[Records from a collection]
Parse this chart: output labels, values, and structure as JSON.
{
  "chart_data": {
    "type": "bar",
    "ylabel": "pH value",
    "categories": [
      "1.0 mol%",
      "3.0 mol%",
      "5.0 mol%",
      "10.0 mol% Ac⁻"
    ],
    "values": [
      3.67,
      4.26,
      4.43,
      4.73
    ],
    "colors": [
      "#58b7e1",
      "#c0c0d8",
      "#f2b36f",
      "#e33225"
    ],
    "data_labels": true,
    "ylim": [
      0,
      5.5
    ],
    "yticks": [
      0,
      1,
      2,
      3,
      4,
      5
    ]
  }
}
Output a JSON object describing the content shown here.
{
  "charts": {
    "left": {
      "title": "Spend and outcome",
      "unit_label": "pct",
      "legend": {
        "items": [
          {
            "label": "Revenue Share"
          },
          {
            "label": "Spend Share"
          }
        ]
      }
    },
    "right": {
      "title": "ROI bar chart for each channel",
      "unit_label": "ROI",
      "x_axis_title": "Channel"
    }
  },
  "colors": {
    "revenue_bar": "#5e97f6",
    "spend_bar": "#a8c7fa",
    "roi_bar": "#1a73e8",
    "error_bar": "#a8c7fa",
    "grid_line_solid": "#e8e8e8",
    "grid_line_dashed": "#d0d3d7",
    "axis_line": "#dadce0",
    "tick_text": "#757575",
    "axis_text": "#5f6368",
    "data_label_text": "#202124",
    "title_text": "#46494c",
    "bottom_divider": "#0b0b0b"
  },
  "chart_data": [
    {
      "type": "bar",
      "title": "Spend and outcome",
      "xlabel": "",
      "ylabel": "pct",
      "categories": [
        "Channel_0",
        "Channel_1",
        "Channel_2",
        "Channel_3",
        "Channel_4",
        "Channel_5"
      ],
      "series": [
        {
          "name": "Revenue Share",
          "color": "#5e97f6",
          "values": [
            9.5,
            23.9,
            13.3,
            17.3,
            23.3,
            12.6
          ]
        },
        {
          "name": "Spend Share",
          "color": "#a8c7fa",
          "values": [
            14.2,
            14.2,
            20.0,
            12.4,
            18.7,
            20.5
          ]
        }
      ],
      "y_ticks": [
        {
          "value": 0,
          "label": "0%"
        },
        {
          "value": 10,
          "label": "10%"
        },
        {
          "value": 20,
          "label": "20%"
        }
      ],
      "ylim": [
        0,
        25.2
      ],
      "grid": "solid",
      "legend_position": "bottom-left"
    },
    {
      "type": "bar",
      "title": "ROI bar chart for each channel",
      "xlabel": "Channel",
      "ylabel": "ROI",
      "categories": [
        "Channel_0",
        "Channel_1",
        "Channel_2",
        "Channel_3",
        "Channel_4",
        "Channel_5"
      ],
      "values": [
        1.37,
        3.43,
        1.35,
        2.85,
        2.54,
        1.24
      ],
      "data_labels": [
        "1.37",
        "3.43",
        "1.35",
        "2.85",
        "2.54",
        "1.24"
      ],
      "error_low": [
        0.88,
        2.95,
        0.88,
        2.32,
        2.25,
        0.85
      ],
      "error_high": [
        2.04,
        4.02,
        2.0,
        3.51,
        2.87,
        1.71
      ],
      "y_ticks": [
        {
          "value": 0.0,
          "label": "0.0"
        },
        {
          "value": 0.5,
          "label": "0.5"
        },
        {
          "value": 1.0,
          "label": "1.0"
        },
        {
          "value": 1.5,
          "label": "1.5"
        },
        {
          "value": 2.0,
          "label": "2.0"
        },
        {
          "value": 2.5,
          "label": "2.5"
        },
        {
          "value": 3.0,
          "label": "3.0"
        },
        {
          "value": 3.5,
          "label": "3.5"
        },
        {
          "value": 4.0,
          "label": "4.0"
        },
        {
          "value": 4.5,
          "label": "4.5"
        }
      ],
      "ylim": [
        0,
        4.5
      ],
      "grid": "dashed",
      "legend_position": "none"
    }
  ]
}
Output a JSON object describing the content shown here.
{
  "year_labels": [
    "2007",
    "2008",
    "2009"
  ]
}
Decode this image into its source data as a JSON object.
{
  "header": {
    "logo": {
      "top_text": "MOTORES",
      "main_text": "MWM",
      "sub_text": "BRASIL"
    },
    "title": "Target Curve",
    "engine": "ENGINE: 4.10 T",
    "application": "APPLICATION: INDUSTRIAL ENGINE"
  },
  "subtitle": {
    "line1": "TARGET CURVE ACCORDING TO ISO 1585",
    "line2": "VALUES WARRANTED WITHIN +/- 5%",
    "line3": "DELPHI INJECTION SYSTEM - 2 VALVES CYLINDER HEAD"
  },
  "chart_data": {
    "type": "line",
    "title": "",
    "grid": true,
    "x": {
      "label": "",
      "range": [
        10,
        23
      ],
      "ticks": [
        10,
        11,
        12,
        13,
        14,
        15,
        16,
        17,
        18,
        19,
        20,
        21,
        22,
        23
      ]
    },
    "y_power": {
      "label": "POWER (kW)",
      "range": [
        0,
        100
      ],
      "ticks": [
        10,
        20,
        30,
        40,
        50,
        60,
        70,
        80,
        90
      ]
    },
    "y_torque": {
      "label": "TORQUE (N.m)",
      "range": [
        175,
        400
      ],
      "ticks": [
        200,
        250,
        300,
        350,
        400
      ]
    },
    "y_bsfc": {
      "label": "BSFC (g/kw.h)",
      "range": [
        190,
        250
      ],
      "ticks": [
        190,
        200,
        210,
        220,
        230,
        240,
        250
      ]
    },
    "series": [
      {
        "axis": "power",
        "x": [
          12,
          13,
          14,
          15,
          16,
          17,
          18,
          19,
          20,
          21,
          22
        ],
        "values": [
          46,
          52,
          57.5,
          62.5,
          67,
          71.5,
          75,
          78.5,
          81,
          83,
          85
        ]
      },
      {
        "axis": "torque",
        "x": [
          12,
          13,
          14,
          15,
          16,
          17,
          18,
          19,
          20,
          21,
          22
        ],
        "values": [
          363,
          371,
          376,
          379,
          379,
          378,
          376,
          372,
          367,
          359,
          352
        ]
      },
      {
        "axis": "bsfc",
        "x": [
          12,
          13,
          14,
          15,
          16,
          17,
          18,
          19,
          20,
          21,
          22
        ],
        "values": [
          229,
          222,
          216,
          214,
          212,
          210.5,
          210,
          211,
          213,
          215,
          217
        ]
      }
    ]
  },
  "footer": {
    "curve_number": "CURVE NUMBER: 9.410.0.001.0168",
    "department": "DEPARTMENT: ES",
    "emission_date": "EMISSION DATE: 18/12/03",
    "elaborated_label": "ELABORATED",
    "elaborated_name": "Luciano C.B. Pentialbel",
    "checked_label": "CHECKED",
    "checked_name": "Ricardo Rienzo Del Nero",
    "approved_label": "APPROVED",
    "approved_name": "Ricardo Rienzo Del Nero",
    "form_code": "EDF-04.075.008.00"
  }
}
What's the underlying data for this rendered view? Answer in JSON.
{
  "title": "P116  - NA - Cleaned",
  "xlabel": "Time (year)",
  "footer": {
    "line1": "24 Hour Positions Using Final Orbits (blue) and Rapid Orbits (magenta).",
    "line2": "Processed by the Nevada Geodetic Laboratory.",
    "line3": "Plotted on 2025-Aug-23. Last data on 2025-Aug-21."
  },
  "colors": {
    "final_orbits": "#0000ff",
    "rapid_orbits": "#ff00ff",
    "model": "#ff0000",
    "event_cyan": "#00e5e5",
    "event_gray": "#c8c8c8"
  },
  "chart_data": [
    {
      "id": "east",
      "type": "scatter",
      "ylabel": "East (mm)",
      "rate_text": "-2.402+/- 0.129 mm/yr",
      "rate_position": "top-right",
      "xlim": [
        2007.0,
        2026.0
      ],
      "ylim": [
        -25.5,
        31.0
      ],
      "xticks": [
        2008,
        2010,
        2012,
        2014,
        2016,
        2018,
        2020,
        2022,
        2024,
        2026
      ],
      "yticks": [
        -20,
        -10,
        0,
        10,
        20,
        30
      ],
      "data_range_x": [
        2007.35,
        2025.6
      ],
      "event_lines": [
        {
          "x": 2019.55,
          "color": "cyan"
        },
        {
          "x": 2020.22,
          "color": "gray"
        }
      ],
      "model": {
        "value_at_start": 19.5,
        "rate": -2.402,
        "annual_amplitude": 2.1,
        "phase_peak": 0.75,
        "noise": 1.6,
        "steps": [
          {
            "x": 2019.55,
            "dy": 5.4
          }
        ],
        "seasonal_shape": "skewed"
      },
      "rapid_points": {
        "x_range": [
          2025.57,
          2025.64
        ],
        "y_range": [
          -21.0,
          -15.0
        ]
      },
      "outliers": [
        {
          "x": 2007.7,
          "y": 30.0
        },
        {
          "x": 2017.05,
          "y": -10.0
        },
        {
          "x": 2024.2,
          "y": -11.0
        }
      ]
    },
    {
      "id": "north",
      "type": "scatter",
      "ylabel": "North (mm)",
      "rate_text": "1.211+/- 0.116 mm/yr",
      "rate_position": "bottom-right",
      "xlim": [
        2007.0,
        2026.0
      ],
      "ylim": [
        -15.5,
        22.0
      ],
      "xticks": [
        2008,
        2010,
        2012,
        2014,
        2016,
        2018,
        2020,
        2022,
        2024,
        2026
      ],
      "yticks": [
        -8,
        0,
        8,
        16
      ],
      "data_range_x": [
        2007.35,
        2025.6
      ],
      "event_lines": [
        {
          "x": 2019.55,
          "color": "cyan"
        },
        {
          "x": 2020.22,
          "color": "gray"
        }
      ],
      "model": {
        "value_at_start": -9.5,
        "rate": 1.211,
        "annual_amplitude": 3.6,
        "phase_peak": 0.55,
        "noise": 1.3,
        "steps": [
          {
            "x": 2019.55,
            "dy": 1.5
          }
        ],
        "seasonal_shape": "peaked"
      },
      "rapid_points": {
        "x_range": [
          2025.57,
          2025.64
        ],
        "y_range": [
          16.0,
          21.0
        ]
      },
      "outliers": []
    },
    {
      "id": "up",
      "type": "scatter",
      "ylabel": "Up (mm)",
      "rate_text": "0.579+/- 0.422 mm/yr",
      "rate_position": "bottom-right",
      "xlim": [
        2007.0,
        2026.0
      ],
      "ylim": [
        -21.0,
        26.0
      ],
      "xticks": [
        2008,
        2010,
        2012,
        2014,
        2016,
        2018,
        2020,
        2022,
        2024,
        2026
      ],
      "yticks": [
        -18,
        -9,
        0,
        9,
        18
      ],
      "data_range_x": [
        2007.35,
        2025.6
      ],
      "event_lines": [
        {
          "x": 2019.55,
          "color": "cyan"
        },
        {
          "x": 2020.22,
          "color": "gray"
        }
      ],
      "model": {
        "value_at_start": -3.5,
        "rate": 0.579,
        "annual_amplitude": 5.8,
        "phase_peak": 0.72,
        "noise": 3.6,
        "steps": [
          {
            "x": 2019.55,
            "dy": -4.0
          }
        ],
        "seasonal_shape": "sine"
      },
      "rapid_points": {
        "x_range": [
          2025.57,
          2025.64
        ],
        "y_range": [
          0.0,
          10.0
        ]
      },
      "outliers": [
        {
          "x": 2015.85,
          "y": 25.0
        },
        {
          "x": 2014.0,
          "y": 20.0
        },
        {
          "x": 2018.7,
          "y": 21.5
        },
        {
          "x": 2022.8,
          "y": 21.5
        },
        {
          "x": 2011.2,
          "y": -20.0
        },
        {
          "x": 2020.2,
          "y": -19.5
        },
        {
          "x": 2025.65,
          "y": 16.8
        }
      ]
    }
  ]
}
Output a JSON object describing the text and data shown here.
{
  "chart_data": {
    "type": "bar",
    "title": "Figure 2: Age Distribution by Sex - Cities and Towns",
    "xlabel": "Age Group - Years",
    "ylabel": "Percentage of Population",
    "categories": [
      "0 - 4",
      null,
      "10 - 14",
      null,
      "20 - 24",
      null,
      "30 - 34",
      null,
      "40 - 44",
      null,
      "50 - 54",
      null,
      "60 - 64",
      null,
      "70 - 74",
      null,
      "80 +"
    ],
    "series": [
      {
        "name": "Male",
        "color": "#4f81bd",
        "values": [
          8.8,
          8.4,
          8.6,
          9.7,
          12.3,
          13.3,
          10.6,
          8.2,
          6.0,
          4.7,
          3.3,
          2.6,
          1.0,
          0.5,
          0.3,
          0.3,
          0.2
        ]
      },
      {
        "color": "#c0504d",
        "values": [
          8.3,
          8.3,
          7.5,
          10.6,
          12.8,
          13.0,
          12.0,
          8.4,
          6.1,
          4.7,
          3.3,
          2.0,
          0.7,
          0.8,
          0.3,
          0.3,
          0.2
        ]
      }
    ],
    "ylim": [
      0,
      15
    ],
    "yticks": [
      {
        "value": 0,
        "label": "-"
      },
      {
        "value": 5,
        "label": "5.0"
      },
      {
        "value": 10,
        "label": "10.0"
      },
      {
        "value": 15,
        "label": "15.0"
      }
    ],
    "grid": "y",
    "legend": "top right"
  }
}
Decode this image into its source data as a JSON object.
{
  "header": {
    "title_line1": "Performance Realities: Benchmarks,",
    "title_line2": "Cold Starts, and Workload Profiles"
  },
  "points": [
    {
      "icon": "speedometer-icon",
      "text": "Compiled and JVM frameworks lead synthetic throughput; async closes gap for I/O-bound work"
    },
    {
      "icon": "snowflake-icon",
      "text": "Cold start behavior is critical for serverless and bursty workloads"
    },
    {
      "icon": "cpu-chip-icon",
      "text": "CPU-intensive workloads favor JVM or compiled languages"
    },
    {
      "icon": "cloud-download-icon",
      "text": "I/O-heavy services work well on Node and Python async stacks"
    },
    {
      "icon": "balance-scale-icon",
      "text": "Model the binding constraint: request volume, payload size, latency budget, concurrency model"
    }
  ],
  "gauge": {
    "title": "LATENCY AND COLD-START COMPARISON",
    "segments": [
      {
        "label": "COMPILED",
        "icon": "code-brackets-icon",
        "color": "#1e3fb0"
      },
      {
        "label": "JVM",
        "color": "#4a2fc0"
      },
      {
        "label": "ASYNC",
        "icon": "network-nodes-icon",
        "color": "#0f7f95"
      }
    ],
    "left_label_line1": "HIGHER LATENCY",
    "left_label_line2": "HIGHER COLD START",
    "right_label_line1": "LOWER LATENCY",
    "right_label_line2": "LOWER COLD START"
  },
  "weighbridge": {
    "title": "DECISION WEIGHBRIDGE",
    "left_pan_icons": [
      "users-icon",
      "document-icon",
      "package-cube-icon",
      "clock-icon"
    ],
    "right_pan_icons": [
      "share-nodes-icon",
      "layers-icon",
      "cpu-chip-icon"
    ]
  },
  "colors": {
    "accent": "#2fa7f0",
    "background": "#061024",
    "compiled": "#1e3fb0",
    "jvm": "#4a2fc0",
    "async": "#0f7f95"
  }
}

Aim of the exercise —
Please list every line of the records that contains "ylabel".

Exercise answer —
    "ylabel": "pH value",
      "ylabel": "pct",
      "ylabel": "ROI",
      "ylabel": "East (mm)",
      "ylabel": "North (mm)",
      "ylabel": "Up (mm)",
    "ylabel": "Percentage of Population",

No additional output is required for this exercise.